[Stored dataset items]
start

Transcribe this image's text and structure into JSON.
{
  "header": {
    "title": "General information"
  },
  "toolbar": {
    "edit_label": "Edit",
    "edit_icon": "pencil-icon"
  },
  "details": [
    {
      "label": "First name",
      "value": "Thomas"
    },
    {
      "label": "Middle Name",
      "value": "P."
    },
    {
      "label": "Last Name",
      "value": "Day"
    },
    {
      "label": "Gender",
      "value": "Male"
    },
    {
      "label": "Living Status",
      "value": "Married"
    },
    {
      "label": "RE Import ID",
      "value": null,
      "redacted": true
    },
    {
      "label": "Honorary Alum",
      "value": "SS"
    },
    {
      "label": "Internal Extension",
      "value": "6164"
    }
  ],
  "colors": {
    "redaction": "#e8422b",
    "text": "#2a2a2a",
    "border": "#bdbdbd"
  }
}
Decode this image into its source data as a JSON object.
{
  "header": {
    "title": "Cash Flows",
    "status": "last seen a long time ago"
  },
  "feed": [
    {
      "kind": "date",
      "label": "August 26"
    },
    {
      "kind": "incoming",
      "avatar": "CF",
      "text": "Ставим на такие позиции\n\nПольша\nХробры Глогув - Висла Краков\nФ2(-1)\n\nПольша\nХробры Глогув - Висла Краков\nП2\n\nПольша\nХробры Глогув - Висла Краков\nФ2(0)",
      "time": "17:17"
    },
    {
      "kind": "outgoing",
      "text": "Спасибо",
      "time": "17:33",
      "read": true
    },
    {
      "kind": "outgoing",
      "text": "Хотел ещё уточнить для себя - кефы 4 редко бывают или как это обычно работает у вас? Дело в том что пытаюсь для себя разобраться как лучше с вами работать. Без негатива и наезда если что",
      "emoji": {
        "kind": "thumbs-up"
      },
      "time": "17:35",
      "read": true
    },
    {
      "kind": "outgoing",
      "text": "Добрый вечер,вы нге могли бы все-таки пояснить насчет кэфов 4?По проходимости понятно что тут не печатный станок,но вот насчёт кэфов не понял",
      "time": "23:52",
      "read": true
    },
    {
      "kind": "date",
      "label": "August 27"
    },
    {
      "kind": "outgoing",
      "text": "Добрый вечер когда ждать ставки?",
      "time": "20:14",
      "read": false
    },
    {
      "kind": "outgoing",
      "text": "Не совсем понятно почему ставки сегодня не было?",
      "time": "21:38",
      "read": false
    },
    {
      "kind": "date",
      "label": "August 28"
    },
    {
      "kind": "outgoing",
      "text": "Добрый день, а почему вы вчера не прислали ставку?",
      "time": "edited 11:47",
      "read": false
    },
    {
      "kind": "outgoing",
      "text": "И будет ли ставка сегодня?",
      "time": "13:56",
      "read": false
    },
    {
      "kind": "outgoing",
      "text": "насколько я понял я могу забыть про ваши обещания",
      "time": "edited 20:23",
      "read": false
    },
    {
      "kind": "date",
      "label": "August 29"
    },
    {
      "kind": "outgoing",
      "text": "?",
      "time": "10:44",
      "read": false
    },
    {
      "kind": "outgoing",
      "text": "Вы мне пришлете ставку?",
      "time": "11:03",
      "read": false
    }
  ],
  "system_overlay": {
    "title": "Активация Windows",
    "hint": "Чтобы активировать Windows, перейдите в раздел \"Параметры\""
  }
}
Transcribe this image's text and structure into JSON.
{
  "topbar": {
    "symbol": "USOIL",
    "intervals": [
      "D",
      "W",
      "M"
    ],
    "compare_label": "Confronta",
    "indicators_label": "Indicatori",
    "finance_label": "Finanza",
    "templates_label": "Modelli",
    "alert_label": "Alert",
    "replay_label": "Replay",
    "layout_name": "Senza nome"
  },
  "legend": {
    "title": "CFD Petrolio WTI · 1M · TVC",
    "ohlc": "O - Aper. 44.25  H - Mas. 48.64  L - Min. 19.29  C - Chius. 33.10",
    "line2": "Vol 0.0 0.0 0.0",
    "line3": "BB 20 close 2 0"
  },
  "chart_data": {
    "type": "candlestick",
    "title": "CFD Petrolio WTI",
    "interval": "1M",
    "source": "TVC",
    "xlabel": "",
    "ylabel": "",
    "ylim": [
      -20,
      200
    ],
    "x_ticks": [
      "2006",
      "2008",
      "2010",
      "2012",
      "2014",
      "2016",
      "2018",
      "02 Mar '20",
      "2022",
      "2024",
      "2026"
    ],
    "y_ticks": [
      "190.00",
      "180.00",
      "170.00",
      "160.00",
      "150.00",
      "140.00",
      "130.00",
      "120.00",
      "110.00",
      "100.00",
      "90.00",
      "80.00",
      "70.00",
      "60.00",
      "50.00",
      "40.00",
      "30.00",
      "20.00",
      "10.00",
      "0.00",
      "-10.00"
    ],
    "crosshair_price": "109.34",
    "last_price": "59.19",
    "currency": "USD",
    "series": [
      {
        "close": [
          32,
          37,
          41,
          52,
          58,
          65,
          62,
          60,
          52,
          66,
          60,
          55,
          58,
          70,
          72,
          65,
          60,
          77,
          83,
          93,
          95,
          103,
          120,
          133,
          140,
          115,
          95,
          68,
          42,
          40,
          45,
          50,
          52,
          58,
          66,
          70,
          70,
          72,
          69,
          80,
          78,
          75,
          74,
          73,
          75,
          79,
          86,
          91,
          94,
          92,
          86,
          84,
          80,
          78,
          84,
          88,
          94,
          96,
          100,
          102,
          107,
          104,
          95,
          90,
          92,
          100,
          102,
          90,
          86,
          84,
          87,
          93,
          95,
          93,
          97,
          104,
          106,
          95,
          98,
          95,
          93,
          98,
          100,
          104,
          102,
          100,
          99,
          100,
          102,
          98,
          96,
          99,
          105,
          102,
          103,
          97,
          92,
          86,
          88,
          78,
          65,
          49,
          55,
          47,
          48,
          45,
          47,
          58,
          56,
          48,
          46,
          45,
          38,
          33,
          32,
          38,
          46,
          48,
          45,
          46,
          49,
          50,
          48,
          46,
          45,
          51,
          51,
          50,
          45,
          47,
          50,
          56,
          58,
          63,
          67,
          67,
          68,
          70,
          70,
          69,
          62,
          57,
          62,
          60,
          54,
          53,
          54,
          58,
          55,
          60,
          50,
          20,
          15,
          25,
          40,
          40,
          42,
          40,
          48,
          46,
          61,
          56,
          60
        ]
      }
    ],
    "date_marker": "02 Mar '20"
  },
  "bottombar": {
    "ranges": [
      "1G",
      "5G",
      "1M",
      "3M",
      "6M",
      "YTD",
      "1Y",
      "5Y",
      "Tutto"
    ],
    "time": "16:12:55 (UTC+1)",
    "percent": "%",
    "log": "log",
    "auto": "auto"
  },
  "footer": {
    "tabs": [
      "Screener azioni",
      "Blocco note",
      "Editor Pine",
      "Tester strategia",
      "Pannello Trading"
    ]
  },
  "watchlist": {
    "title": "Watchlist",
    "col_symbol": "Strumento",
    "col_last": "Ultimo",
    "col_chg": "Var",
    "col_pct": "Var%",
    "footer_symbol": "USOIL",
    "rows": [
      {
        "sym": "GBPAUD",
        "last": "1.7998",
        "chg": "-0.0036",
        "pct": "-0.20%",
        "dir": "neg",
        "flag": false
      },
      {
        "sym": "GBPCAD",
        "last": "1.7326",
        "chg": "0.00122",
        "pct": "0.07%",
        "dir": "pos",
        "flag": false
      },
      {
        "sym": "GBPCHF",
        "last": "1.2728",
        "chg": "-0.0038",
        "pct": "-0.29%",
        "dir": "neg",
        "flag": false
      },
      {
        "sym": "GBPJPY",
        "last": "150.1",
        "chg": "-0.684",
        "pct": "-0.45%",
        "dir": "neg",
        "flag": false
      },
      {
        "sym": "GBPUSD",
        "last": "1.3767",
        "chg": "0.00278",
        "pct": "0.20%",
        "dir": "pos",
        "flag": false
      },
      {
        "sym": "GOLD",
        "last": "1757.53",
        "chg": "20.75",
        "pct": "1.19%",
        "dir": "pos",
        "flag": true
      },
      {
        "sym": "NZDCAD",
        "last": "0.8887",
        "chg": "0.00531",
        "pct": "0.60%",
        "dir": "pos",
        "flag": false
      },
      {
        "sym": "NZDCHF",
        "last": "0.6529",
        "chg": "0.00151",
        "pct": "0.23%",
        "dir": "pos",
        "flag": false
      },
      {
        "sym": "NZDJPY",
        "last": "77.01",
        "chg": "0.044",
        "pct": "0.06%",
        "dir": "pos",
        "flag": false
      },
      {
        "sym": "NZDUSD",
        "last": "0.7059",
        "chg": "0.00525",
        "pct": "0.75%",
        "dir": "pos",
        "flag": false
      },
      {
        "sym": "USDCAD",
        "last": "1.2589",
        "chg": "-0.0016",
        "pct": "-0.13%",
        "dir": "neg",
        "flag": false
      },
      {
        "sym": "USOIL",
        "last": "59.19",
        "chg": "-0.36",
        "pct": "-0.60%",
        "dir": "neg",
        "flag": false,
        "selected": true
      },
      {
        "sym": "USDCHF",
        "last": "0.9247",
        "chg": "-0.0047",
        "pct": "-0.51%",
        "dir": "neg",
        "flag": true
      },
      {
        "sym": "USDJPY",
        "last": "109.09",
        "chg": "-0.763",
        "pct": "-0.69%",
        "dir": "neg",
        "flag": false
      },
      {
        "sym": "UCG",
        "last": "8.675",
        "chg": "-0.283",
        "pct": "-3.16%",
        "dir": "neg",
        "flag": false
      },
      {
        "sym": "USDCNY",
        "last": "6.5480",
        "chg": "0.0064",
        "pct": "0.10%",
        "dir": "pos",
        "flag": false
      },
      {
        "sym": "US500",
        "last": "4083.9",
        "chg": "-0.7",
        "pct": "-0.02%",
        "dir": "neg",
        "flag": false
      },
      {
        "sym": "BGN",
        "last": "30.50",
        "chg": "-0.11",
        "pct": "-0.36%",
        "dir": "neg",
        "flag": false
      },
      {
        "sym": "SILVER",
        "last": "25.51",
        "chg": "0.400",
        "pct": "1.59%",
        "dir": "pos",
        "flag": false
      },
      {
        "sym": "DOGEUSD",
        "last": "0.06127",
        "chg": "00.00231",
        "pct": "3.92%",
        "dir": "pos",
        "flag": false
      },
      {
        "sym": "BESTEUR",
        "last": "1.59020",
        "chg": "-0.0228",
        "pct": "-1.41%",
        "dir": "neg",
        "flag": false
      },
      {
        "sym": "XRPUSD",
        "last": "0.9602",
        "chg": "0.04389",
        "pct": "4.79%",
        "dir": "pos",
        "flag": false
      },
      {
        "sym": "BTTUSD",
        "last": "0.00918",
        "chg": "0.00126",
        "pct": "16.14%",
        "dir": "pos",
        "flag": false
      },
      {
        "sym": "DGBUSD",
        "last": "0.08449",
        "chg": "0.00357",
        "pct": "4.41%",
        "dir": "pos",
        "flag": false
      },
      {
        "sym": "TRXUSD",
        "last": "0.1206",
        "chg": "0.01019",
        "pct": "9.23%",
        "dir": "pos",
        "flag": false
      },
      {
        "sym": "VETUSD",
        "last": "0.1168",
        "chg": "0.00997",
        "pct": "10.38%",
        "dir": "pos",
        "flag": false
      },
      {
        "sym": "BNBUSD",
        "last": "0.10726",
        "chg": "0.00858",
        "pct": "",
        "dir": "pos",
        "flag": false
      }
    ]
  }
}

end

• REQUIREMENTS
For the listing above, identify each line bearing "USOIL".

• RESULT BELOW
    "symbol": "USOIL",
    "footer_symbol": "USOIL",
        "sym": "USOIL",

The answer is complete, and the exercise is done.